--- What is required ---
Look through the listing below, and wherever a line has the string "sœurs", copy it.
━━━━━━━━━━━━━━━━
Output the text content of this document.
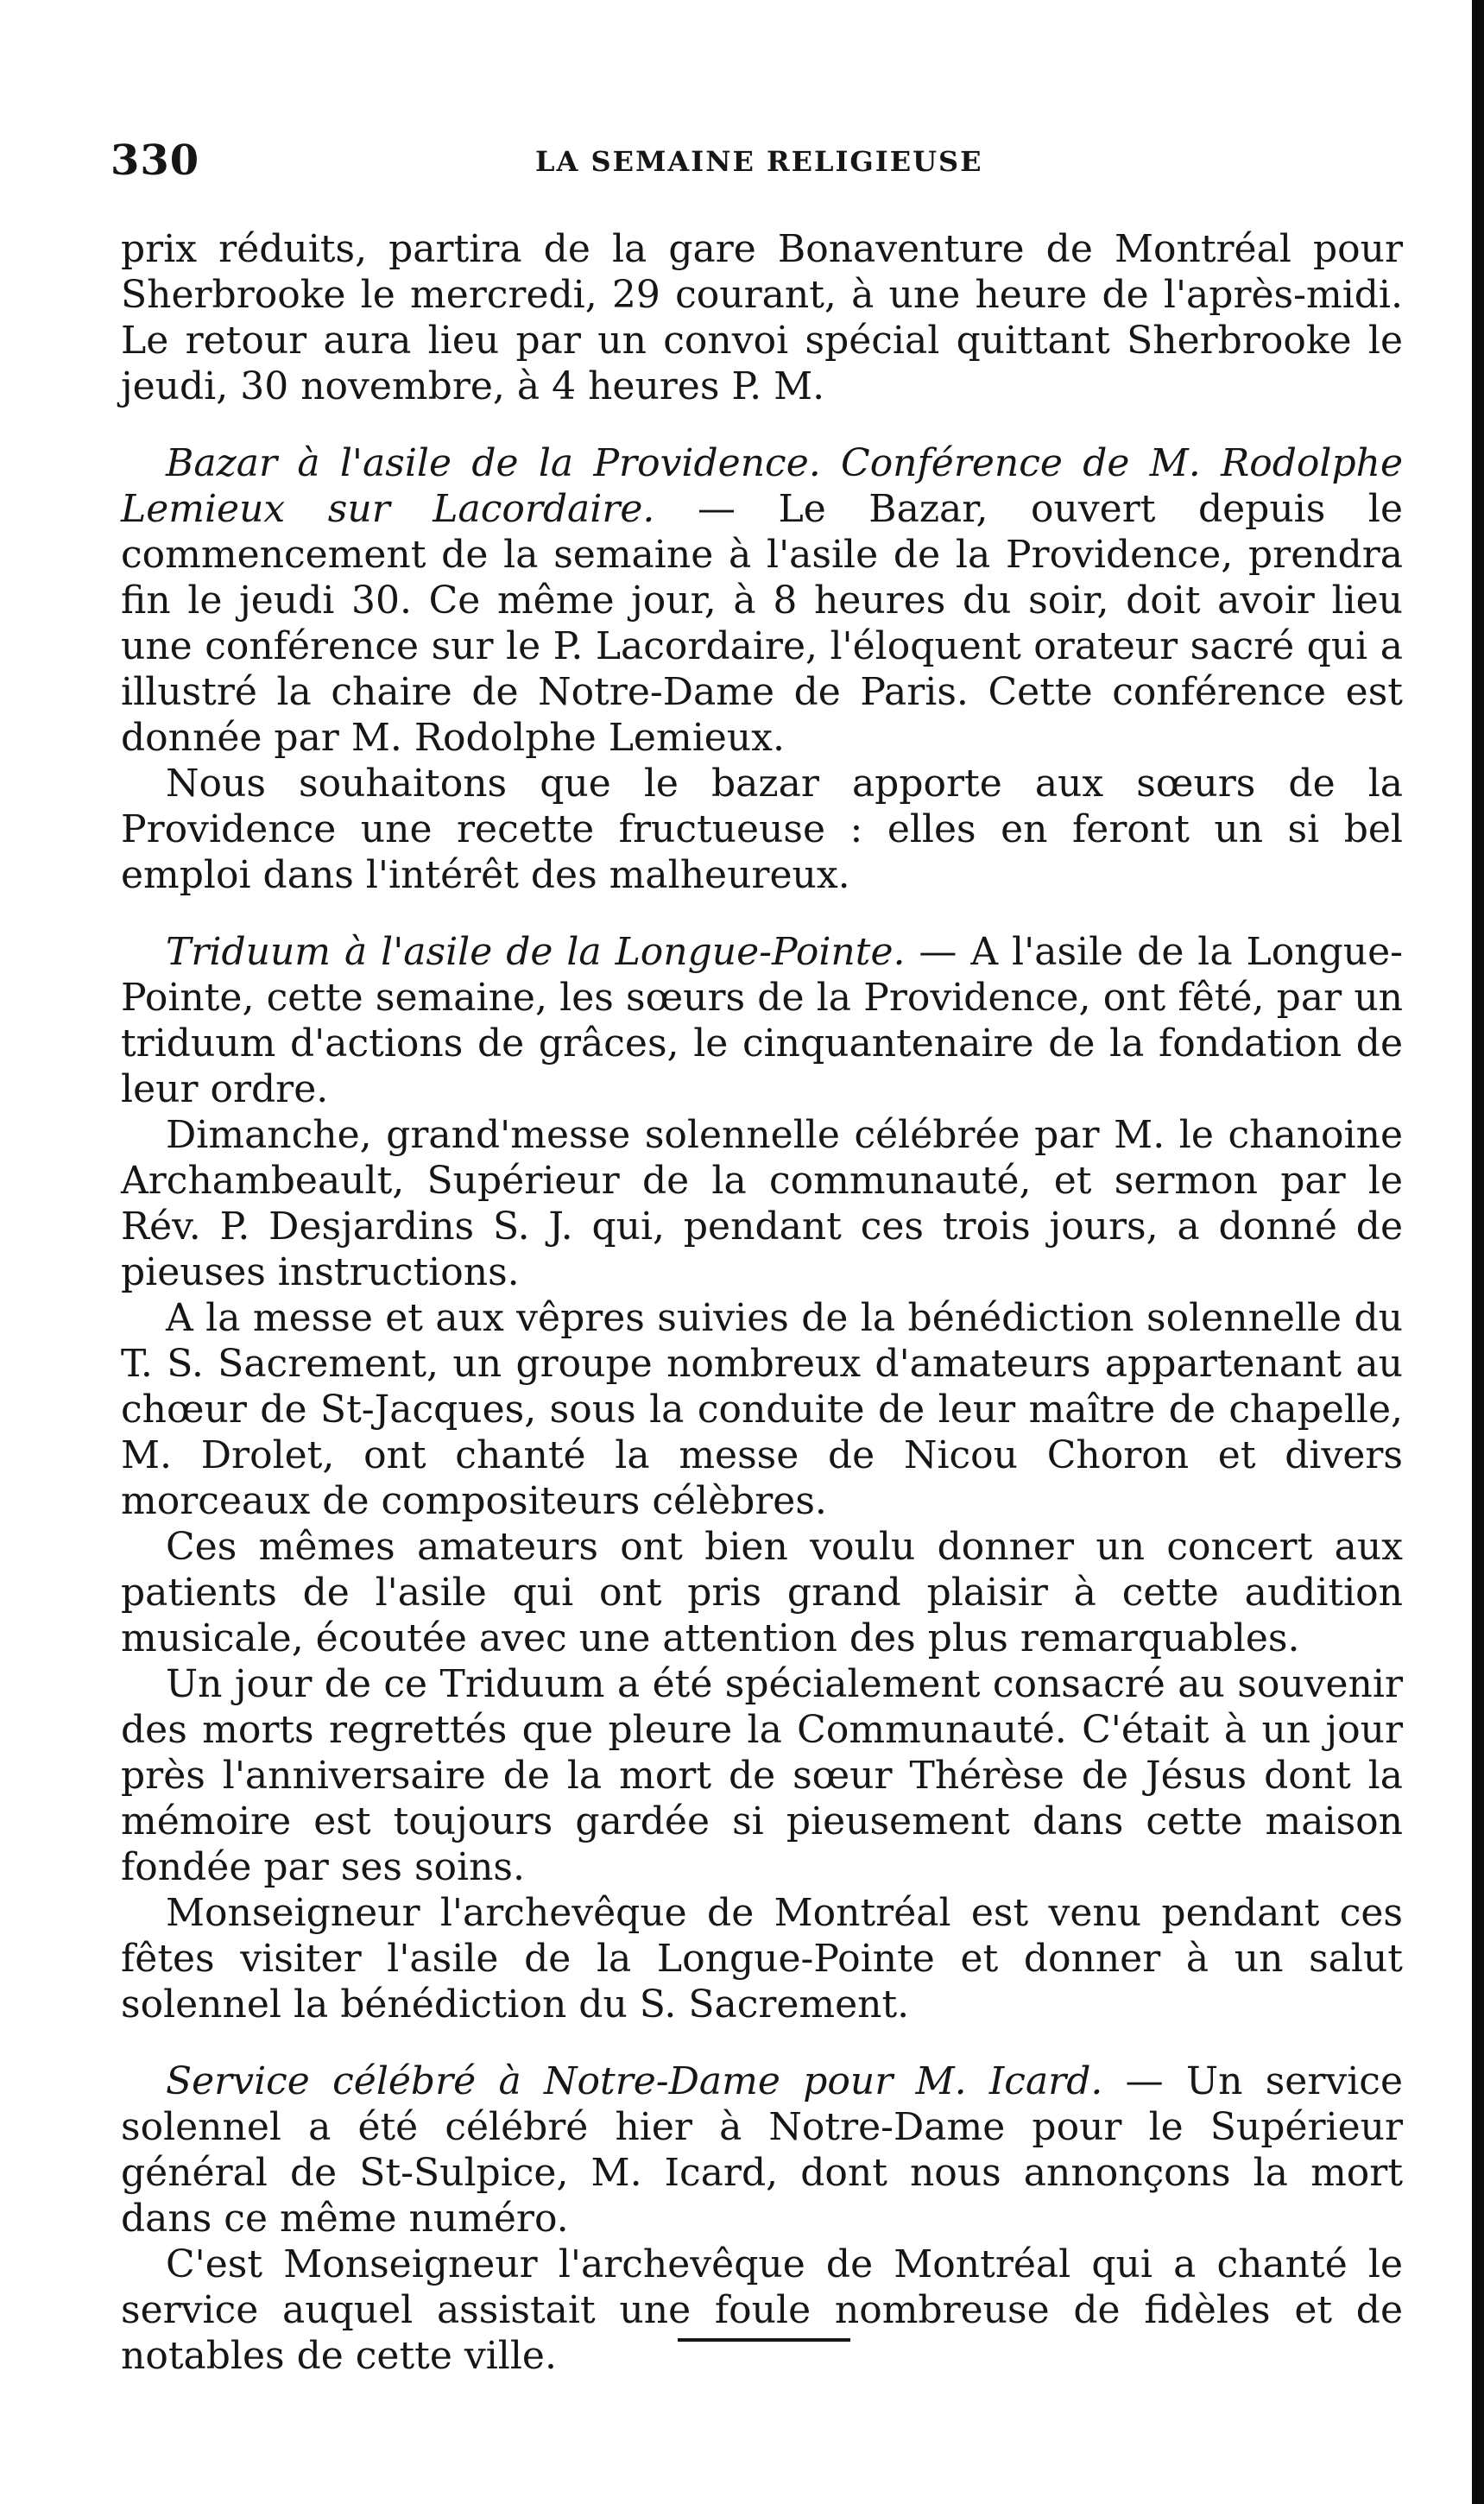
330	LA SEMAINE RELIGIEUSE

prix réduits, partira de la gare Bonaventure de Montréal pour Sherbrooke le mercredi, 29 courant, à une heure de l'après-midi. Le retour aura lieu par un convoi spécial quittant Sherbrooke le jeudi, 30 novembre, à 4 heures P. M.

Bazar à l'asile de la Providence. Conférence de M. Rodolphe Lemieux sur Lacordaire. — Le Bazar, ouvert depuis le commencement de la semaine à l'asile de la Providence, prendra fin le jeudi 30. Ce même jour, à 8 heures du soir, doit avoir lieu une conférence sur le P. Lacordaire, l'éloquent orateur sacré qui a illustré la chaire de Notre-Dame de Paris. Cette conférence est donnée par M. Rodolphe Lemieux.

Nous souhaitons que le bazar apporte aux sœurs de la Providence une recette fructueuse : elles en feront un si bel emploi dans l'intérêt des malheureux.

Triduum à l'asile de la Longue-Pointe. — A l'asile de la Longue-Pointe, cette semaine, les sœurs de la Providence, ont fêté, par un triduum d'actions de grâces, le cinquantenaire de la fondation de leur ordre.

Dimanche, grand'messe solennelle célébrée par M. le chanoine Archambeault, Supérieur de la communauté, et sermon par le Rév. P. Desjardins S. J. qui, pendant ces trois jours, a donné de pieuses instructions.

A la messe et aux vêpres suivies de la bénédiction solennelle du T. S. Sacrement, un groupe nombreux d'amateurs appartenant au chœur de St-Jacques, sous la conduite de leur maître de chapelle, M. Drolet, ont chanté la messe de Nicou Choron et divers morceaux de compositeurs célèbres.

Ces mêmes amateurs ont bien voulu donner un concert aux patients de l'asile qui ont pris grand plaisir à cette audition musicale, écoutée avec une attention des plus remarquables.

Un jour de ce Triduum a été spécialement consacré au souvenir des morts regrettés que pleure la Communauté. C'était à un jour près l'anniversaire de la mort de sœur Thérèse de Jésus dont la mémoire est toujours gardée si pieusement dans cette maison fondée par ses soins.

Monseigneur l'archevêque de Montréal est venu pendant ces fêtes visiter l'asile de la Longue-Pointe et donner à un salut solennel la bénédiction du S. Sacrement.

Service célébré à Notre-Dame pour M. Icard. — Un service solennel a été célébré hier à Notre-Dame pour le Supérieur général de St-Sulpice, M. Icard, dont nous annonçons la mort dans ce même numéro.

C'est Monseigneur l'archevêque de Montréal qui a chanté le service auquel assistait une foule nombreuse de fidèles et de notables de cette ville.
━━━━━━━━━━━━━━━━
--- Result of this exercise ---
Nous souhaitons que le bazar apporte aux sœurs de la Providence une recette fructueuse : elles en feront un si bel emploi dans l'intérêt des malheureux.
Triduum à l'asile de la Longue-Pointe. — A l'asile de la Longue-Pointe, cette semaine, les sœurs de la Providence, ont fêté, par un triduum d'actions de grâces, le cinquantenaire de la fondation de leur ordre.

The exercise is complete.